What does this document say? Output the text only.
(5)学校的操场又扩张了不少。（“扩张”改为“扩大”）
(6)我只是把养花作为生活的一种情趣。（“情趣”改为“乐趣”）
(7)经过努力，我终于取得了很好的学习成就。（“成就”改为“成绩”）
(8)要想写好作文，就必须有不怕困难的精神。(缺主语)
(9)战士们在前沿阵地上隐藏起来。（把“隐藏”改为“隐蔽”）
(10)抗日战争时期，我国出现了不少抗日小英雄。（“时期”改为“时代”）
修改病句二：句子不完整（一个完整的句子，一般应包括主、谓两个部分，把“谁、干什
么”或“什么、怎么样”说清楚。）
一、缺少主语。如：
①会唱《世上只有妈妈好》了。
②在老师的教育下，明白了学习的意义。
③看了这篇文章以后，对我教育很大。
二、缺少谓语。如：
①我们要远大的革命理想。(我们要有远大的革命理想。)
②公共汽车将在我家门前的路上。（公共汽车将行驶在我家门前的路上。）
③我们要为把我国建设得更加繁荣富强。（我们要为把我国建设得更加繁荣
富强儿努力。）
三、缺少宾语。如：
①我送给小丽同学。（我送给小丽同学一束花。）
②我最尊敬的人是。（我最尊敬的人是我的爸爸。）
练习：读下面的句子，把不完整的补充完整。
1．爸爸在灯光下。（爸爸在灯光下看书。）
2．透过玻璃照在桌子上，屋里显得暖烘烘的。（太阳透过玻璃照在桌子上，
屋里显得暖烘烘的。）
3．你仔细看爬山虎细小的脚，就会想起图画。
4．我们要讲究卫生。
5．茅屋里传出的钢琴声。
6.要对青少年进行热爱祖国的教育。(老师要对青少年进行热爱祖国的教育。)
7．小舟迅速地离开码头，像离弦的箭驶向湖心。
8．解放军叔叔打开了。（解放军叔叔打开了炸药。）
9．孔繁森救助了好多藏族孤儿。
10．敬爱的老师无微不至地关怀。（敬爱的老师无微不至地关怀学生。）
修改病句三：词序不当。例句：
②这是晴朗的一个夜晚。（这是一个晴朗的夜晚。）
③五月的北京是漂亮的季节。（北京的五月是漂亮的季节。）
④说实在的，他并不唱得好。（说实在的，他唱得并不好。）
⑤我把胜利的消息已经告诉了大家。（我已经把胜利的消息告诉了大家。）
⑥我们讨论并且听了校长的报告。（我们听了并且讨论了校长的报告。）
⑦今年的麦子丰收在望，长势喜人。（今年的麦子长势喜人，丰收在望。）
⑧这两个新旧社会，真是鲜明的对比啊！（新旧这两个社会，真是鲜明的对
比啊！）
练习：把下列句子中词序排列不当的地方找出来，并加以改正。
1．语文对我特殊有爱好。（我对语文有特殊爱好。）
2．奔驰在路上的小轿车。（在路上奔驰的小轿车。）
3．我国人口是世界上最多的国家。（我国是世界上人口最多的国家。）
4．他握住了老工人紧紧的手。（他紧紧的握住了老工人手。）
....................
**WRITTEN PROBLEM**: Reproduce the data, keeping every line exactly the same.

**ANSWER TO THE PROBLEM**:
What does this document say? Output the text only.
(5)学校的操场又扩张了不少。（“扩张”改为“扩大”）
(6)我只是把养花作为生活的一种情趣。（“情趣”改为“乐趣”）
(7)经过努力，我终于取得了很好的学习成就。（“成就”改为“成绩”）
(8)要想写好作文，就必须有不怕困难的精神。(缺主语)
(9)战士们在前沿阵地上隐藏起来。（把“隐藏”改为“隐蔽”）
(10)抗日战争时期，我国出现了不少抗日小英雄。（“时期”改为“时代”）
修改病句二：句子不完整（一个完整的句子，一般应包括主、谓两个部分，把“谁、干什
么”或“什么、怎么样”说清楚。）
一、缺少主语。如：
①会唱《世上只有妈妈好》了。
②在老师的教育下，明白了学习的意义。
③看了这篇文章以后，对我教育很大。
二、缺少谓语。如：
①我们要远大的革命理想。(我们要有远大的革命理想。)
②公共汽车将在我家门前的路上。（公共汽车将行驶在我家门前的路上。）
③我们要为把我国建设得更加繁荣富强。（我们要为把我国建设得更加繁荣
富强儿努力。）
三、缺少宾语。如：
①我送给小丽同学。（我送给小丽同学一束花。）
②我最尊敬的人是。（我最尊敬的人是我的爸爸。）
练习：读下面的句子，把不完整的补充完整。
1．爸爸在灯光下。（爸爸在灯光下看书。）
2．透过玻璃照在桌子上，屋里显得暖烘烘的。（太阳透过玻璃照在桌子上，
屋里显得暖烘烘的。）
3．你仔细看爬山虎细小的脚，就会想起图画。
4．我们要讲究卫生。
5．茅屋里传出的钢琴声。
6.要对青少年进行热爱祖国的教育。(老师要对青少年进行热爱祖国的教育。)
7．小舟迅速地离开码头，像离弦的箭驶向湖心。
8．解放军叔叔打开了。（解放军叔叔打开了炸药。）
9．孔繁森救助了好多藏族孤儿。
10．敬爱的老师无微不至地关怀。（敬爱的老师无微不至地关怀学生。）
修改病句三：词序不当。例句：
②这是晴朗的一个夜晚。（这是一个晴朗的夜晚。）
③五月的北京是漂亮的季节。（北京的五月是漂亮的季节。）
④说实在的，他并不唱得好。（说实在的，他唱得并不好。）
⑤我把胜利的消息已经告诉了大家。（我已经把胜利的消息告诉了大家。）
⑥我们讨论并且听了校长的报告。（我们听了并且讨论了校长的报告。）
⑦今年的麦子丰收在望，长势喜人。（今年的麦子长势喜人，丰收在望。）
⑧这两个新旧社会，真是鲜明的对比啊！（新旧这两个社会，真是鲜明的对
比啊！）
练习：把下列句子中词序排列不当的地方找出来，并加以改正。
1．语文对我特殊有爱好。（我对语文有特殊爱好。）
2．奔驰在路上的小轿车。（在路上奔驰的小轿车。）
3．我国人口是世界上最多的国家。（我国是世界上人口最多的国家。）
4．他握住了老工人紧紧的手。（他紧紧的握住了老工人手。）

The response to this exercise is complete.